Celebra, l'Arte, l'amore antico e viscerale che lega l'uomo alla sua terra, nella poesia del loro incontro. Sono la vocazione e la riconoscenza verso il territorio ad ispirare l'opera di Micaela Tornaghi nella magia che contempla la natura. Nata a Milano, monzese da sempre, è alle origini dove ritrova la dimensione interiore: ai luoghi conosciuti e amati fa ritorno, ai custodi della memoria personale e collettiva. Un sentimento di profondo affetto muove la mano dell'artista, un attaccamento passionale che non affiora a livello razionale, ma si percepisce là, dove le emozioni hanno la sede. “Modicia”, il nome del centro brianzolo in epoca comunale, modestia che poco si addice alle figure femminili che un tempo reggevano i nuclei familiari locali. Il governo della dimensione domestica, come ricorda la Tornaghi, era affidato alle donne, a quei residui di un matriarcato che le eleggeva elementi fondanti della comunità. “Munschasc”, così amavano chiamarsi i monzesi di un tempo nel dialetto locale, ricorda forse con un po' di nostalgia l'artista.

L'antica lingua germanica insegna che, nell'incontro tra una dentale e una sibilante, nasce per ragioni fonetiche una zeta. “Monza” deve il suo nome all'unione di due termini quasi onirici, “Mond”, che significa “Luna” e “Schatz, “favorito”, riferito al luogo, che si scopre amato e si vuole prediletto. Nello stemma comunale è conservata l'origine etimologica del nome, la luna rossa crescente su sfondo azzurro. E' il luogo, anelato e intatto nel mistero della magia, che permette l'aggregazione. Nella relazione di intima collaborazione tra lo spazio antropizzato e l'opera umana, in comunione con le leggi della natura, si riconosce la sinergia per il rapporto forse più antico e paradossalmente più fragile. Solo un'operazione artistica collettiva e propiziatoria può tradurre e testimoniare il forte attaccamento al territorio.

mUnschasc”, il tradizionale happening artistico a Villa Tornaghi, quest'anno è il quarto episodio di una narrazione che assume i tratti della tradizione. L'evento coinvolge artisti, ma anche amici, compagni nel tempo, uniti dalla memoria storica del luogo. L'Arte esprime l'immensa gratitudine per la terra e celebra il connubio tra il territorio e il suo popolo: l'unione simbiotica da cui trae origine e valore la vita. All'insegna dell'etimologia e della comune origine indeuropea dei termini, si sviluppa l'opera, attraverso i capisaldi concettuali: l' appuntamento con l'Arte è un invito ad intendere una formula universale, invocata da ognuno e tutta da interpretare: “Pace & Amen”. Chiosa religiosa, oppure esclamazione di un tempo lontano, comunque la si intenda, ogni artista si esprime per darle voce. E il luogo dell'evento è spazio vissuto, conservato nei ricordi; diviene parte della manifestazione, è anch'esso opera artistica: l'incanto di un tempo rivive nel giardino di Micaela Tornaghi in ciò che fu, durante l'infanzia, la sua dimensione ludica. Amici di una vita e testimonianze creano, in un'opera corale, l'ode al “Pace & Amen”. Ogni artista e ciascun uomo, ammonisce Micaela, deve trovare la propria memoria, che affiora attraverso svariate modalità. Qualcuno può aprirsi alla forma espressiva fin da fanciullo, se non ostacolato dal sistema educativo. Tra tutte le forme di memoria, la corporea è quella che concede maggior possibilità espressive, ma al contempo, risulta la più complessa da apprendere.

□ □ □ □

* Istruzioni *
• a. Copia dal testo su Micaela Tornaghi il passo che va da "L'antica lingua germanica" fino a "attaccamento al territorio.".
• b. Continua il testo su Micaela Tornaghi a partire dalla sua ultima frase.
Le voci non hanno alcun ruolo in questo lavoro.

* Estratti delle voci *

□ □ □ □

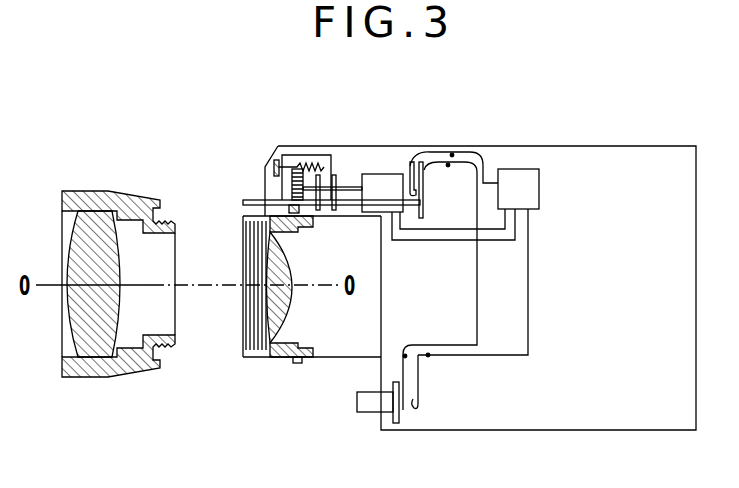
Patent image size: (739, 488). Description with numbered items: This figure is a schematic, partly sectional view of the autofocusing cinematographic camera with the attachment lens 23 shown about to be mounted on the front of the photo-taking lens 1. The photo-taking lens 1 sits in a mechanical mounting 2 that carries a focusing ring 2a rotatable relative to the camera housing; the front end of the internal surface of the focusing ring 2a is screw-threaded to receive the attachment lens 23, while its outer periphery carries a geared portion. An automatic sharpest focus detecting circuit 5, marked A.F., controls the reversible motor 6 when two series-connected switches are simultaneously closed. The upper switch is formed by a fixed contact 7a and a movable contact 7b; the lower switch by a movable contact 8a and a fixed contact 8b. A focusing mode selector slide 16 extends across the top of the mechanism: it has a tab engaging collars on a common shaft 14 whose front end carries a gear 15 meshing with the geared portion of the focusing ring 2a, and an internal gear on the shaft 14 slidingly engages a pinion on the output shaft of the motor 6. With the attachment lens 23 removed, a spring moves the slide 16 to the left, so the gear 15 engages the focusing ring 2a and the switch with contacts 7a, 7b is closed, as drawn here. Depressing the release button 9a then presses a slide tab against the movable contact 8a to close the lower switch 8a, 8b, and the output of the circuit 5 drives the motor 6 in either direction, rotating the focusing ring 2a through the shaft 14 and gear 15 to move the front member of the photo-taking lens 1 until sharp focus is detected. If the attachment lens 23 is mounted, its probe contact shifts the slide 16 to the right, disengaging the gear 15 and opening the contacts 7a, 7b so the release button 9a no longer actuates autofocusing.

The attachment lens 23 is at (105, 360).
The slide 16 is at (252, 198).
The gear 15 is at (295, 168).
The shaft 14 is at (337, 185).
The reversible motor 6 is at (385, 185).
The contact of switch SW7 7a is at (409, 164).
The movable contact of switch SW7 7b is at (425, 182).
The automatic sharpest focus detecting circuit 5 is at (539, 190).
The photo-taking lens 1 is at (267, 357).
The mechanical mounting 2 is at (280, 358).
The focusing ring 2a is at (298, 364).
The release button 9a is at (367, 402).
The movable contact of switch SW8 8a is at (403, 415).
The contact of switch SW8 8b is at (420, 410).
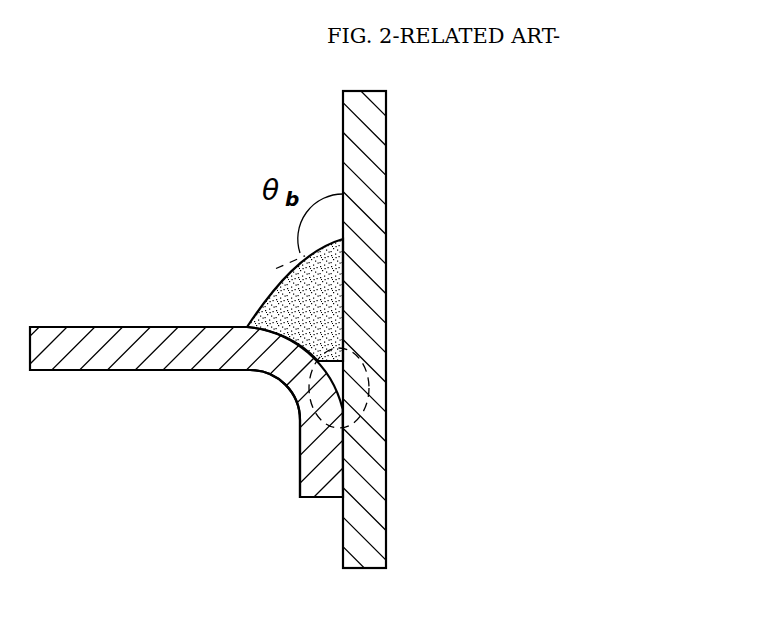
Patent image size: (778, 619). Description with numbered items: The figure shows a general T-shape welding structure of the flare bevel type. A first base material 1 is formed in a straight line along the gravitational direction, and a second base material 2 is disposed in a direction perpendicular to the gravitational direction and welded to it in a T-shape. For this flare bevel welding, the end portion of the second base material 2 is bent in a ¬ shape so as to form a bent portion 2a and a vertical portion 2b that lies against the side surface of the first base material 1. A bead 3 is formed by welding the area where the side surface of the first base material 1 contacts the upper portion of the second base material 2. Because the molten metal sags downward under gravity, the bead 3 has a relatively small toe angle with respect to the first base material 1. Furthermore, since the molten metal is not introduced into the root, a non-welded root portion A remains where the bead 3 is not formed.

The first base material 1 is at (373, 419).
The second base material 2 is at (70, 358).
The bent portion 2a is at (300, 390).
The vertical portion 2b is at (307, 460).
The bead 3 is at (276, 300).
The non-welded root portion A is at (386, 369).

□ □ □ □

* Risposte per compito *
• a.
L'antica lingua germanica insegna che, nell'incontro tra una dentale e una sibilante, nasce per ragioni fonetiche una zeta. “Monza” deve il suo nome all'unione di due termini quasi onirici, “Mond”, che significa “Luna” e “Schatz, “favorito”, riferito al luogo, che si scopre amato e si vuole prediletto. Nello stemma comunale è conservata l'origine etimologica del nome, la luna rossa crescente su sfondo azzurro. E' il luogo, anelato e intatto nel mistero della magia, che permette l'aggregazione. Nella relazione di intima collaborazione tra lo spazio antropizzato e l'opera umana, in comunione con le leggi della natura, si riconosce la sinergia per il rapporto forse più antico e paradossalmente più fragile. Solo un'operazione artistica collettiva e propiziatoria può tradurre e testimoniare il forte attaccamento al territorio.

• b.
Lunedì 5 ottobre il luogo dell'arte e della memoria di Micaela Tornaghi ha palpitato anche di questa meraviglia espressiva. E' la materia ad affascinare l'artista monzese, che ascolta la voce in essa racchiusa per farla cantare in molteplici suoni. Micaela Tornaghi trova le rime nell'incontro tra l'incudine e il martello, in quel tratto “forgiante” da viversi nel profondo. Michele Sangineto, studioso di organologia e ricostruttore di antichi strumenti musicali, nelle sonorità che il legno regala, apprezza invece l'amore per la musica.

Protagonista dell'evento è la luce. Micaela la conduce in superficie, fuori dal nero abisso di una tela senza fondo, finché apparirà alla vista nella magnificenza di un cerchio blu. Ma su una scatola, attraversata da propaggini di contrasti cromatici, la luce accende il colore, quando la stimola, interrogandone il bianco.
La luce diviene preghiera e veglia la dimensione sacrale che riposa nella memoria: è il pianto del mare, il silenzio di ventidue naufragi. Queste, in numero, furono le disgrazie che l'anno corrente affida alla storia. Composte ed irrigidite nel dolore, figure umane appena delineate nel bianco del legno. I loro corpi, inghiottiti dagli abissi e ricongiunti nella memoria, recano nell'istallazione una data, in nero, che rivela la tragedia delle onde. Ai loro piedi brilla il lume del ricordo, della solitudine, della partecipazione. “Naufraghi” di Carlo Guzzi rende omaggio ai milioni di senza nome, divenuti una cifra sui registri delle cronache. Pace e Amen”.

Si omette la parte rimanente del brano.